→ **WHAT IS REQUIRED**: Give only the number of lines in the data that include the string "same".

→ **ENTRIES SHOWN**:
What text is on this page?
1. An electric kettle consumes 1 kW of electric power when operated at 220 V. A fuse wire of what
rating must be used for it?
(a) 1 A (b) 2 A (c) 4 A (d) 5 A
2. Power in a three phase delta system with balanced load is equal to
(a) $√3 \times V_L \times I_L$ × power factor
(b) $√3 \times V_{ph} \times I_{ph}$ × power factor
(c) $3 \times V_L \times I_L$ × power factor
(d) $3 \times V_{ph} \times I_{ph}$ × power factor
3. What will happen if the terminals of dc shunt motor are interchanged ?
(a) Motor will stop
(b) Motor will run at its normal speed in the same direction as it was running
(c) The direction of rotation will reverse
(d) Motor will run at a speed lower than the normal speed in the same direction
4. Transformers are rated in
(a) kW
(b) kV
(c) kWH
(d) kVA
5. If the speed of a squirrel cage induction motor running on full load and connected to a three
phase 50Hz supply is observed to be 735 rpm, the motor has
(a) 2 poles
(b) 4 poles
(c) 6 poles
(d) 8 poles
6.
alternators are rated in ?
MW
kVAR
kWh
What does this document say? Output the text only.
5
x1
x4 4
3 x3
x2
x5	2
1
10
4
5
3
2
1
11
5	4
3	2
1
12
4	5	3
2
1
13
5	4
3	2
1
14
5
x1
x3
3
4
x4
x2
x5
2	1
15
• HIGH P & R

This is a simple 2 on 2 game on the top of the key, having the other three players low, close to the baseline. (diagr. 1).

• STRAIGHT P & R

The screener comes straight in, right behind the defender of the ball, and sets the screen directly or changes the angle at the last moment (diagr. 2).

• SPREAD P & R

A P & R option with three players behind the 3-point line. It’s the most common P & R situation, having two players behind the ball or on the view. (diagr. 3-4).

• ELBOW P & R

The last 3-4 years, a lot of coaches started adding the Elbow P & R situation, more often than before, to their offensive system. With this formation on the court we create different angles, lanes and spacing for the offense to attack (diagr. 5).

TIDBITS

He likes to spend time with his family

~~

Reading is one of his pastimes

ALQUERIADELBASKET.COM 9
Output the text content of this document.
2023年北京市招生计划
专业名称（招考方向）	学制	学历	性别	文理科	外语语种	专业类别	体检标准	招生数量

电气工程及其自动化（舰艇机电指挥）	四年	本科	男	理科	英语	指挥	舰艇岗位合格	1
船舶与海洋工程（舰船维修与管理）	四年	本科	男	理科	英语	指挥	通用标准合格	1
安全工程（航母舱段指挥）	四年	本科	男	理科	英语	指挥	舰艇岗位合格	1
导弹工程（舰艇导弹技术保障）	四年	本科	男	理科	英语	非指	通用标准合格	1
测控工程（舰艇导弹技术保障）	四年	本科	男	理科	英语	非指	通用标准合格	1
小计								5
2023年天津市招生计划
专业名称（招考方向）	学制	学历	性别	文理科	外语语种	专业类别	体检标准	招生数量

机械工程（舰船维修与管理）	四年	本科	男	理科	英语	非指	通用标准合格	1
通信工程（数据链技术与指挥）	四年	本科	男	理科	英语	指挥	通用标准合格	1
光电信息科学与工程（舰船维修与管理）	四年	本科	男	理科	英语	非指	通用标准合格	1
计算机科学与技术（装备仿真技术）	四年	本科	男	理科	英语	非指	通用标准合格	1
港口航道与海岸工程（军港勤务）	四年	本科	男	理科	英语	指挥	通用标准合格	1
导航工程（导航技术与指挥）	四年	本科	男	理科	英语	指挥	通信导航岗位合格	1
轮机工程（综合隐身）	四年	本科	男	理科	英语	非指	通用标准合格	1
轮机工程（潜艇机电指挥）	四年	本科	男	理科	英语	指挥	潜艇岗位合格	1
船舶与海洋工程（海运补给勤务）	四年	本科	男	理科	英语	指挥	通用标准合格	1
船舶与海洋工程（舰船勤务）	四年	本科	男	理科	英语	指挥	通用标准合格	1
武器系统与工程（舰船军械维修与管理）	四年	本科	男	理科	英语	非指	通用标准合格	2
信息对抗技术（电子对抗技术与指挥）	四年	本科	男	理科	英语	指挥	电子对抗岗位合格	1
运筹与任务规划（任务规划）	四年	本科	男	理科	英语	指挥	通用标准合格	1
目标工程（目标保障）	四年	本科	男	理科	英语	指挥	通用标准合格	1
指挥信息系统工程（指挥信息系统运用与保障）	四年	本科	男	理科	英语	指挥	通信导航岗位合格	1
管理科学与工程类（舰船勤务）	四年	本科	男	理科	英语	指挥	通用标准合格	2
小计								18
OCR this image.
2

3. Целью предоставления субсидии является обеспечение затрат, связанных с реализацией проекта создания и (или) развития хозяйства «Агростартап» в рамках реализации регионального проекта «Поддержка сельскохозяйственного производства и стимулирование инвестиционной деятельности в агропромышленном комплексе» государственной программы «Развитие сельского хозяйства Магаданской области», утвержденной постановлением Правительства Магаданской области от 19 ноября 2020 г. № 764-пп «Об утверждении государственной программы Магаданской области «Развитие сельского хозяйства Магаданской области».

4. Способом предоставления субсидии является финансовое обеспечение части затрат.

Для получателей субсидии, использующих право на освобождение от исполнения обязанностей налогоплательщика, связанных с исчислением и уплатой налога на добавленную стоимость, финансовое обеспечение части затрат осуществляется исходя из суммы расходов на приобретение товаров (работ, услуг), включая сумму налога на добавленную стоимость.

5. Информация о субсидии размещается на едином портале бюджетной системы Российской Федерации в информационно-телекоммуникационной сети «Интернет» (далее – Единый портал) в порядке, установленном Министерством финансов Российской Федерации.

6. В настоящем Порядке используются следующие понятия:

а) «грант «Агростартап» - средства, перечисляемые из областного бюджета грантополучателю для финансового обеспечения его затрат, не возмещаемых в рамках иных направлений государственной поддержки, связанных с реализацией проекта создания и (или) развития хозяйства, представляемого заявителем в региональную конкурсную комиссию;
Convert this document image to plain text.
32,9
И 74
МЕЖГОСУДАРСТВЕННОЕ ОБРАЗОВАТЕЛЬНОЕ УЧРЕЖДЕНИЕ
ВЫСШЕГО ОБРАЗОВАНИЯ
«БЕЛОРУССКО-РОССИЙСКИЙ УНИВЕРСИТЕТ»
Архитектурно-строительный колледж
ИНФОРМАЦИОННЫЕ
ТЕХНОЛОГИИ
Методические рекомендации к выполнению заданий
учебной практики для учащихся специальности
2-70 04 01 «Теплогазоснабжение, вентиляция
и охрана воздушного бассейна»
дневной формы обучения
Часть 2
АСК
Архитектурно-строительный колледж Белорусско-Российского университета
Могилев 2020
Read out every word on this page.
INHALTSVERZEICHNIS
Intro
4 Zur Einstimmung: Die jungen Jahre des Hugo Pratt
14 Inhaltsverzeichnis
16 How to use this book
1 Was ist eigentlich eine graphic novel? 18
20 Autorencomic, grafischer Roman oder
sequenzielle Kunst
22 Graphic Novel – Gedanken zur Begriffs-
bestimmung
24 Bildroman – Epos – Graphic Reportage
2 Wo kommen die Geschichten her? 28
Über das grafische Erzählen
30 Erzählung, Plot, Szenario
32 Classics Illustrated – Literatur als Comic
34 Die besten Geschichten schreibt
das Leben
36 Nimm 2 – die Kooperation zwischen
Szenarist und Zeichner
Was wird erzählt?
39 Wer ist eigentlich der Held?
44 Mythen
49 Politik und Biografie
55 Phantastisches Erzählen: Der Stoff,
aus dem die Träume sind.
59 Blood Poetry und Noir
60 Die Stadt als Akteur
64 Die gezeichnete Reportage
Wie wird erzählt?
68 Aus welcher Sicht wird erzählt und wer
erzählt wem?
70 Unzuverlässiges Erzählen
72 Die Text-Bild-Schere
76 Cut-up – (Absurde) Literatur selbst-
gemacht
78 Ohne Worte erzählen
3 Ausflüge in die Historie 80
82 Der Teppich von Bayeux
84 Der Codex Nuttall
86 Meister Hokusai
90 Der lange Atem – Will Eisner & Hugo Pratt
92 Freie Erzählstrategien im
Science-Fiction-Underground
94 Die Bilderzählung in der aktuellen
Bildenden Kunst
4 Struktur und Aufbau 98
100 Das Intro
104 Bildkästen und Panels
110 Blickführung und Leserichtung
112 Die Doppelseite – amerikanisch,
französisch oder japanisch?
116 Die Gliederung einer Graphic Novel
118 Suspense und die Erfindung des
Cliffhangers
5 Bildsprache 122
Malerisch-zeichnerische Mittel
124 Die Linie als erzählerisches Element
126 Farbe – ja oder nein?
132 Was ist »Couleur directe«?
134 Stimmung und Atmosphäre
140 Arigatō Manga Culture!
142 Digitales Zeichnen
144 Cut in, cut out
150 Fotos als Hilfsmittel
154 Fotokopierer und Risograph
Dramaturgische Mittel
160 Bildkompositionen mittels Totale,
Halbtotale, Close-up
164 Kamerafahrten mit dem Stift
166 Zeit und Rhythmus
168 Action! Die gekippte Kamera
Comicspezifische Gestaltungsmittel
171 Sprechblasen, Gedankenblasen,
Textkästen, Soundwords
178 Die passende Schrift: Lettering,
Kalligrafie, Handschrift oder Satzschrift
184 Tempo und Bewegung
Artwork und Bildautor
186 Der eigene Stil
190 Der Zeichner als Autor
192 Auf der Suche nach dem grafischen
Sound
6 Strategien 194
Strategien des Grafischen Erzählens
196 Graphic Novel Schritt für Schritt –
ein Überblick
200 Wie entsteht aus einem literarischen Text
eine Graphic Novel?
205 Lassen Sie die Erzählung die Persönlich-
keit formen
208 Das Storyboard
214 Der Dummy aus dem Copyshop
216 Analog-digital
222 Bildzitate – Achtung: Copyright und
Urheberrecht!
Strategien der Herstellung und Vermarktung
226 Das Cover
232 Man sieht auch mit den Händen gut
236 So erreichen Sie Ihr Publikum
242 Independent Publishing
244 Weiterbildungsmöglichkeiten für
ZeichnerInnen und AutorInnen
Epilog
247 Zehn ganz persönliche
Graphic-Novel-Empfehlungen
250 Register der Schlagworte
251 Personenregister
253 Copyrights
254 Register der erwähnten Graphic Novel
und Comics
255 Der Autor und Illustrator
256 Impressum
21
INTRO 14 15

→ **FULL RESPONSE**: 2